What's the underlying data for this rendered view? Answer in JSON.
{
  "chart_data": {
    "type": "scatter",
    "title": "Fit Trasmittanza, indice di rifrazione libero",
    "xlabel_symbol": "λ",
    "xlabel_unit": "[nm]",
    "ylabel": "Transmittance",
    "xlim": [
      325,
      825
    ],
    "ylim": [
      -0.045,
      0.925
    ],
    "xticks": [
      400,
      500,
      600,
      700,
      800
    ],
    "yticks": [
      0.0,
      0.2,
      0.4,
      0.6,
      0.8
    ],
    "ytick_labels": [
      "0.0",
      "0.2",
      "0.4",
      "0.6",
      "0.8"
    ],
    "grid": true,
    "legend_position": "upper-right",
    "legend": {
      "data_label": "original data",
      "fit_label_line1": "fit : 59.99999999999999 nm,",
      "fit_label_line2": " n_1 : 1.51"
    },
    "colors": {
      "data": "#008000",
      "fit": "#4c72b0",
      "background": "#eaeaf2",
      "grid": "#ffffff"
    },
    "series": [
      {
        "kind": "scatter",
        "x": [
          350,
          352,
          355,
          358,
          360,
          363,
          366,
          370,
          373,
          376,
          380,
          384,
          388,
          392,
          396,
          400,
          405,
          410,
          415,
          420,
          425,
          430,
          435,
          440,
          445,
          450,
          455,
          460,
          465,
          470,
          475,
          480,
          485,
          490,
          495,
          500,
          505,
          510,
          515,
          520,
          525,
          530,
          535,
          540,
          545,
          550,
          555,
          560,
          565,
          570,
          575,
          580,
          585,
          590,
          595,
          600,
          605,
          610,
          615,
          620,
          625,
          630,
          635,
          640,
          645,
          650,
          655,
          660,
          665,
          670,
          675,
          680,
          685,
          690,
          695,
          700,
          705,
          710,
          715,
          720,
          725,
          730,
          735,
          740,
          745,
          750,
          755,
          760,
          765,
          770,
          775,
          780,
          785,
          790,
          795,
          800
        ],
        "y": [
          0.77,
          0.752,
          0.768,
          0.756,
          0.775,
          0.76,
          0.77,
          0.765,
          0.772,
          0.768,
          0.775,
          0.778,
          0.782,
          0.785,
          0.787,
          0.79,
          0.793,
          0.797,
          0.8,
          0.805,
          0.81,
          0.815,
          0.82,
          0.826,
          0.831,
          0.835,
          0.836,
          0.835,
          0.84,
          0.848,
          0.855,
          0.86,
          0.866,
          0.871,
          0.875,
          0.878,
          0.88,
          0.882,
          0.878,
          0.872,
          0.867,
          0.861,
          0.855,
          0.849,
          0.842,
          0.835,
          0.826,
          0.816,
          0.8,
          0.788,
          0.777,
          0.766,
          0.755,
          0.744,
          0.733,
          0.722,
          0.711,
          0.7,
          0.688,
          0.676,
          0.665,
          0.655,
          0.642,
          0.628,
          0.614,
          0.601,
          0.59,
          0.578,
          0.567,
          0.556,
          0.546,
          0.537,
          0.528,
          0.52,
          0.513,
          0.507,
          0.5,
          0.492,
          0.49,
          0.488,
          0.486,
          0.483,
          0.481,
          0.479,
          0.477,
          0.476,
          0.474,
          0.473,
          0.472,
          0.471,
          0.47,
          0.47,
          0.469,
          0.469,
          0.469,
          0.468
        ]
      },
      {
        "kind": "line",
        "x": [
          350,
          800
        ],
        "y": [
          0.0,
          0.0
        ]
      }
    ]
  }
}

▶ **DO THIS**
Each entry must be reproduced verbatim.

▶ **EXERCISE OUTPUT**
What's the underlying data for this rendered view? Answer in JSON.
{
  "chart_data": {
    "type": "scatter",
    "title": "Fit Trasmittanza, indice di rifrazione libero",
    "xlabel_symbol": "λ",
    "xlabel_unit": "[nm]",
    "ylabel": "Transmittance",
    "xlim": [
      325,
      825
    ],
    "ylim": [
      -0.045,
      0.925
    ],
    "xticks": [
      400,
      500,
      600,
      700,
      800
    ],
    "yticks": [
      0.0,
      0.2,
      0.4,
      0.6,
      0.8
    ],
    "ytick_labels": [
      "0.0",
      "0.2",
      "0.4",
      "0.6",
      "0.8"
    ],
    "grid": true,
    "legend_position": "upper-right",
    "legend": {
      "data_label": "original data",
      "fit_label_line1": "fit : 59.99999999999999 nm,",
      "fit_label_line2": " n_1 : 1.51"
    },
    "colors": {
      "data": "#008000",
      "fit": "#4c72b0",
      "background": "#eaeaf2",
      "grid": "#ffffff"
    },
    "series": [
      {
        "kind": "scatter",
        "x": [
          350,
          352,
          355,
          358,
          360,
          363,
          366,
          370,
          373,
          376,
          380,
          384,
          388,
          392,
          396,
          400,
          405,
          410,
          415,
          420,
          425,
          430,
          435,
          440,
          445,
          450,
          455,
          460,
          465,
          470,
          475,
          480,
          485,
          490,
          495,
          500,
          505,
          510,
          515,
          520,
          525,
          530,
          535,
          540,
          545,
          550,
          555,
          560,
          565,
          570,
          575,
          580,
          585,
          590,
          595,
          600,
          605,
          610,
          615,
          620,
          625,
          630,
          635,
          640,
          645,
          650,
          655,
          660,
          665,
          670,
          675,
          680,
          685,
          690,
          695,
          700,
          705,
          710,
          715,
          720,
          725,
          730,
          735,
          740,
          745,
          750,
          755,
          760,
          765,
          770,
          775,
          780,
          785,
          790,
          795,
          800
        ],
        "y": [
          0.77,
          0.752,
          0.768,
          0.756,
          0.775,
          0.76,
          0.77,
          0.765,
          0.772,
          0.768,
          0.775,
          0.778,
          0.782,
          0.785,
          0.787,
          0.79,
          0.793,
          0.797,
          0.8,
          0.805,
          0.81,
          0.815,
          0.82,
          0.826,
          0.831,
          0.835,
          0.836,
          0.835,
          0.84,
          0.848,
          0.855,
          0.86,
          0.866,
          0.871,
          0.875,
          0.878,
          0.88,
          0.882,
          0.878,
          0.872,
          0.867,
          0.861,
          0.855,
          0.849,
          0.842,
          0.835,
          0.826,
          0.816,
          0.8,
          0.788,
          0.777,
          0.766,
          0.755,
          0.744,
          0.733,
          0.722,
          0.711,
          0.7,
          0.688,
          0.676,
          0.665,
          0.655,
          0.642,
          0.628,
          0.614,
          0.601,
          0.59,
          0.578,
          0.567,
          0.556,
          0.546,
          0.537,
          0.528,
          0.52,
          0.513,
          0.507,
          0.5,
          0.492,
          0.49,
          0.488,
          0.486,
          0.483,
          0.481,
          0.479,
          0.477,
          0.476,
          0.474,
          0.473,
          0.472,
          0.471,
          0.47,
          0.47,
          0.469,
          0.469,
          0.469,
          0.468
        ]
      },
      {
        "kind": "line",
        "x": [
          350,
          800
        ],
        "y": [
          0.0,
          0.0
        ]
      }
    ]
  }
}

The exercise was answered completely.